### Data in this exercise
------------------------------
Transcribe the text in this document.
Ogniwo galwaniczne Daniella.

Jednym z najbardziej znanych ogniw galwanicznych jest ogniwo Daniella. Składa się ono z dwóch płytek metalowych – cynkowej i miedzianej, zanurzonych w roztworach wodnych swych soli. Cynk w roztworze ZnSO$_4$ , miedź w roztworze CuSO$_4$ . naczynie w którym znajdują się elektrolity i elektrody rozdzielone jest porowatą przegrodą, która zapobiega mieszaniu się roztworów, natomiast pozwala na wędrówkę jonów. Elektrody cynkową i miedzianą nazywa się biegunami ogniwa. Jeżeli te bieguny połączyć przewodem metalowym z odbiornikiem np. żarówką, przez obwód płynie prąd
------------------------------
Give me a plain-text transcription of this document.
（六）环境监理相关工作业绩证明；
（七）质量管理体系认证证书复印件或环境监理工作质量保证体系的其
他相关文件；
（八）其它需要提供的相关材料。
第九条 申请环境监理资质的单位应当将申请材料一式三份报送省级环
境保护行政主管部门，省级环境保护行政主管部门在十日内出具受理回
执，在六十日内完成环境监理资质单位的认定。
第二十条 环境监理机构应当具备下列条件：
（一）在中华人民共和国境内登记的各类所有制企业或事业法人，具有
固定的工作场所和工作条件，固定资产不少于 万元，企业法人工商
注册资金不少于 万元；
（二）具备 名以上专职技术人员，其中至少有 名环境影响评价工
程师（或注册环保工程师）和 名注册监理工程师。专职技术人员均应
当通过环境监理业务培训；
------------------------------
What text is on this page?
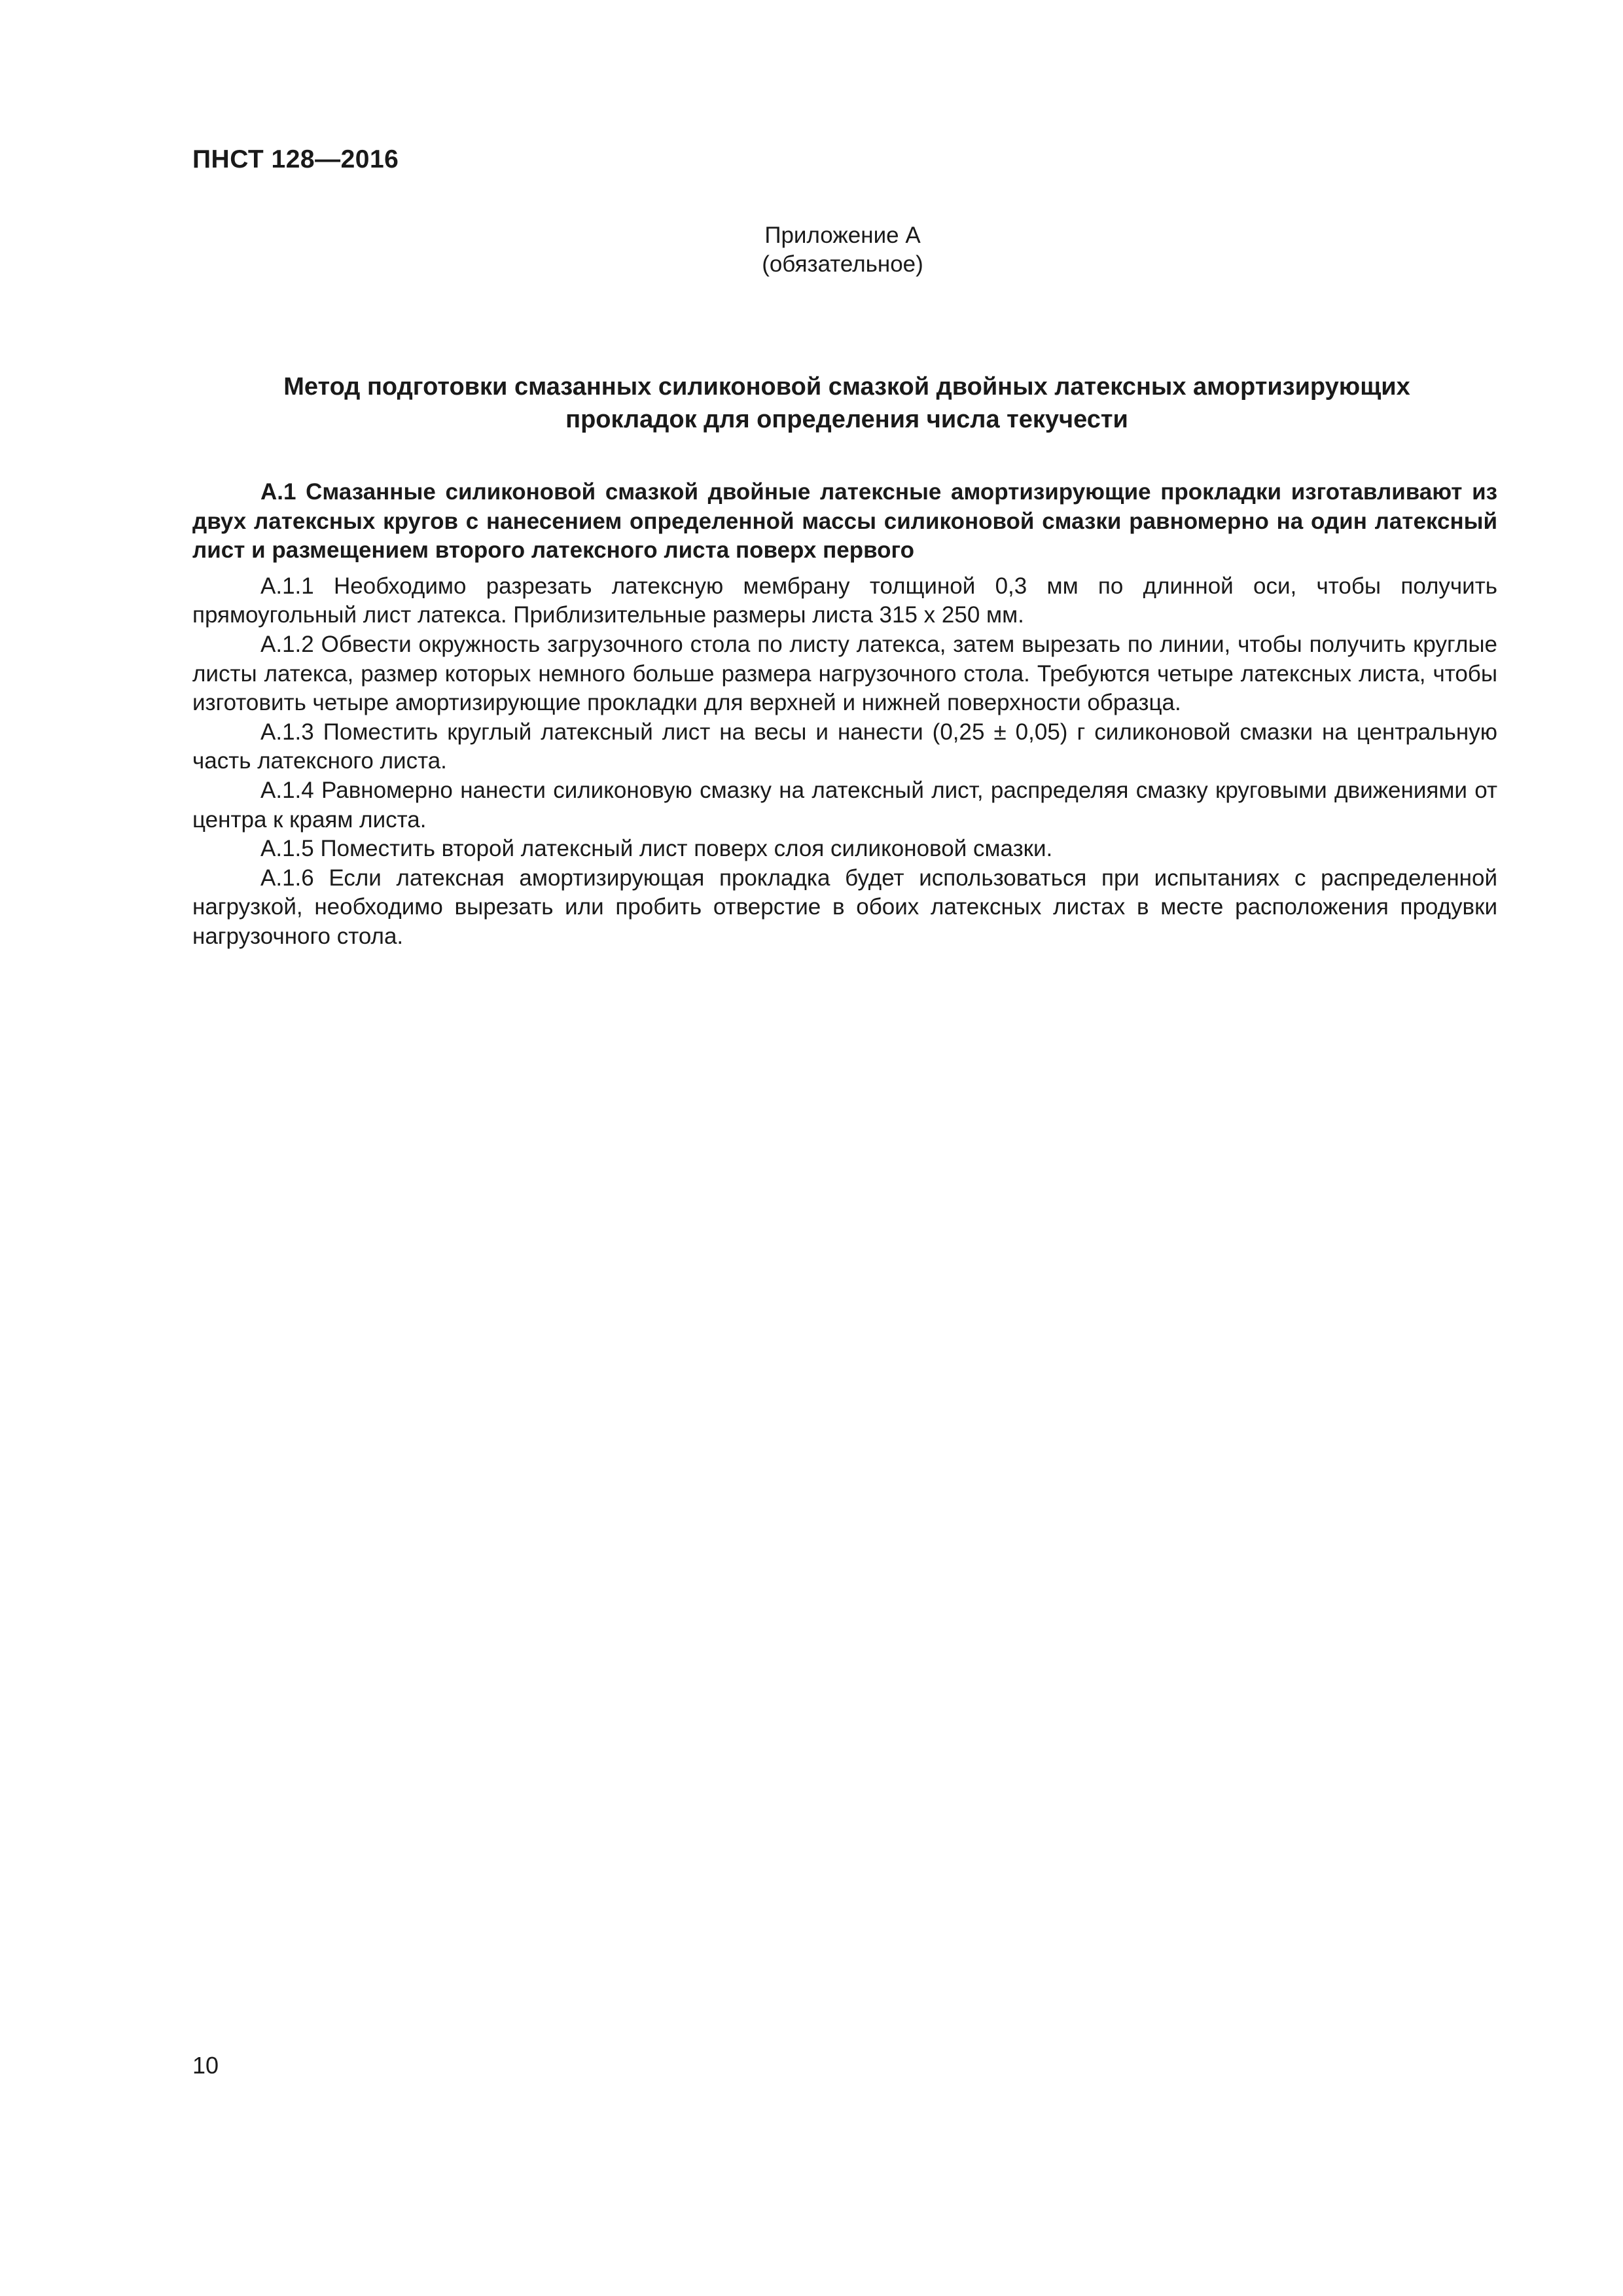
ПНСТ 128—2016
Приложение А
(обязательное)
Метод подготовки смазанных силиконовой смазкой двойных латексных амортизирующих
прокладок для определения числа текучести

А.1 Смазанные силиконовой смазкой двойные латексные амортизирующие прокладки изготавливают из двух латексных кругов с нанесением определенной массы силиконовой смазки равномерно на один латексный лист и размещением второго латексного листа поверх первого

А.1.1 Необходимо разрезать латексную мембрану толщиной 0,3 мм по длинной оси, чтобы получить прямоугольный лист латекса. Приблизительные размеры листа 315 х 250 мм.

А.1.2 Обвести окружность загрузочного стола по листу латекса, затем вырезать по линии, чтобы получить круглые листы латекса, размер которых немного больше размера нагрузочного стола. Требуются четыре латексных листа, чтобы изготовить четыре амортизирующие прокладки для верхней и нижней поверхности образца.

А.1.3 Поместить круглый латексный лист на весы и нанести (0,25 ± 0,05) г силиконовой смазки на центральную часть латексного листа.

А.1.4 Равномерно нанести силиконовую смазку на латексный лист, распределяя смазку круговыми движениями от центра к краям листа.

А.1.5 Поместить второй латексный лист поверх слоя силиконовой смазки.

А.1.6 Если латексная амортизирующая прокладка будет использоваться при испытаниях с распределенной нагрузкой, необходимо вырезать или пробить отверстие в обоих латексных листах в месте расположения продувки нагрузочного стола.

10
------------------------------
Filter the records above for lines containing the word "Поместить", and copy those lines.

### Exercise result
А.1.3 Поместить круглый латексный лист на весы и нанести (0,25 ± 0,05) г силиконовой смазки на центральную часть латексного листа.
А.1.5 Поместить второй латексный лист поверх слоя силиконовой смазки.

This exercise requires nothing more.